__Task to complete__.
Can you print every record below exactly as written?

* BEGIN Recorded information *

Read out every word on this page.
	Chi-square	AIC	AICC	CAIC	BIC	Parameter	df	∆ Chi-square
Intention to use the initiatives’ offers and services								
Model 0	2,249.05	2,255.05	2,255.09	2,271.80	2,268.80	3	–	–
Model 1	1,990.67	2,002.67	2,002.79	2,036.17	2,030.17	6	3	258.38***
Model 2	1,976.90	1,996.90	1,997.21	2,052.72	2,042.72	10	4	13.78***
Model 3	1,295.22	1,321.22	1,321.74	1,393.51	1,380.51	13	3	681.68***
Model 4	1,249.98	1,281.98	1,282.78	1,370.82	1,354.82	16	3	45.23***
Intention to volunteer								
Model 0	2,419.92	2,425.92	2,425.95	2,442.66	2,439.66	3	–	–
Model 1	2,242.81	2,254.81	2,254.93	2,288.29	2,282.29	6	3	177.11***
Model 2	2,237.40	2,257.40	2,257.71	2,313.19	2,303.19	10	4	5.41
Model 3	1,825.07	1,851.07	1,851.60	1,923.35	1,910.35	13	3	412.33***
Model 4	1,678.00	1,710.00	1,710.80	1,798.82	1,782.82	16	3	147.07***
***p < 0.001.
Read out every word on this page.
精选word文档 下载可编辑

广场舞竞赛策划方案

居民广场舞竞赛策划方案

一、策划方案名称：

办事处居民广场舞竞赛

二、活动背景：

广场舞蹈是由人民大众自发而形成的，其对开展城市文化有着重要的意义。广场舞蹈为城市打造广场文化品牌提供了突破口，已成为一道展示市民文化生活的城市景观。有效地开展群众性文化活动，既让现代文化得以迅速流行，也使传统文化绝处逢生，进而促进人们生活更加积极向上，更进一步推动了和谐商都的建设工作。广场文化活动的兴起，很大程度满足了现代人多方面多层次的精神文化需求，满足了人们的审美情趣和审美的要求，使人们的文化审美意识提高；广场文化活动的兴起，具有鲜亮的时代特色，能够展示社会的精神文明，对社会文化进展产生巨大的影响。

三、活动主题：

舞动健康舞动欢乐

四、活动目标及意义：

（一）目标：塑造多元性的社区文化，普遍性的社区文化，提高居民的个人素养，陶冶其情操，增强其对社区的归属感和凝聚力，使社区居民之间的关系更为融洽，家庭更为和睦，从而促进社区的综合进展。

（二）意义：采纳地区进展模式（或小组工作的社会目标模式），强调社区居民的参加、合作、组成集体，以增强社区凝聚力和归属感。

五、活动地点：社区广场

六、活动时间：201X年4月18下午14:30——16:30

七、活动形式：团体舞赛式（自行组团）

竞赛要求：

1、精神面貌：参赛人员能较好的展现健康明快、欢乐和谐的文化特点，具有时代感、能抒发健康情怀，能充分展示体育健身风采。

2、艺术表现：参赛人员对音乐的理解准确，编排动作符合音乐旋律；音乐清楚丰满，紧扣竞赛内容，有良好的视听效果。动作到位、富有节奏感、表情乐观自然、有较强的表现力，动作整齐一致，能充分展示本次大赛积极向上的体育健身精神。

* END Recorded information *

__Solution to this problem__.
Read out every word on this page.
	Chi-square	AIC	AICC	CAIC	BIC	Parameter	df	∆ Chi-square
Intention to use the initiatives’ offers and services								
Model 0	2,249.05	2,255.05	2,255.09	2,271.80	2,268.80	3	–	–
Model 1	1,990.67	2,002.67	2,002.79	2,036.17	2,030.17	6	3	258.38***
Model 2	1,976.90	1,996.90	1,997.21	2,052.72	2,042.72	10	4	13.78***
Model 3	1,295.22	1,321.22	1,321.74	1,393.51	1,380.51	13	3	681.68***
Model 4	1,249.98	1,281.98	1,282.78	1,370.82	1,354.82	16	3	45.23***
Intention to volunteer								
Model 0	2,419.92	2,425.92	2,425.95	2,442.66	2,439.66	3	–	–
Model 1	2,242.81	2,254.81	2,254.93	2,288.29	2,282.29	6	3	177.11***
Model 2	2,237.40	2,257.40	2,257.71	2,313.19	2,303.19	10	4	5.41
Model 3	1,825.07	1,851.07	1,851.60	1,923.35	1,910.35	13	3	412.33***
Model 4	1,678.00	1,710.00	1,710.80	1,798.82	1,782.82	16	3	147.07***
***p < 0.001.
Read out every word on this page.
精选word文档 下载可编辑

广场舞竞赛策划方案

居民广场舞竞赛策划方案

一、策划方案名称：

办事处居民广场舞竞赛

二、活动背景：

广场舞蹈是由人民大众自发而形成的，其对开展城市文化有着重要的意义。广场舞蹈为城市打造广场文化品牌提供了突破口，已成为一道展示市民文化生活的城市景观。有效地开展群众性文化活动，既让现代文化得以迅速流行，也使传统文化绝处逢生，进而促进人们生活更加积极向上，更进一步推动了和谐商都的建设工作。广场文化活动的兴起，很大程度满足了现代人多方面多层次的精神文化需求，满足了人们的审美情趣和审美的要求，使人们的文化审美意识提高；广场文化活动的兴起，具有鲜亮的时代特色，能够展示社会的精神文明，对社会文化进展产生巨大的影响。

三、活动主题：

舞动健康舞动欢乐

四、活动目标及意义：

（一）目标：塑造多元性的社区文化，普遍性的社区文化，提高居民的个人素养，陶冶其情操，增强其对社区的归属感和凝聚力，使社区居民之间的关系更为融洽，家庭更为和睦，从而促进社区的综合进展。

（二）意义：采纳地区进展模式（或小组工作的社会目标模式），强调社区居民的参加、合作、组成集体，以增强社区凝聚力和归属感。

五、活动地点：社区广场

六、活动时间：201X年4月18下午14:30——16:30

七、活动形式：团体舞赛式（自行组团）

竞赛要求：

1、精神面貌：参赛人员能较好的展现健康明快、欢乐和谐的文化特点，具有时代感、能抒发健康情怀，能充分展示体育健身风采。

2、艺术表现：参赛人员对音乐的理解准确，编排动作符合音乐旋律；音乐清楚丰满，紧扣竞赛内容，有良好的视听效果。动作到位、富有节奏感、表情乐观自然、有较强的表现力，动作整齐一致，能充分展示本次大赛积极向上的体育健身精神。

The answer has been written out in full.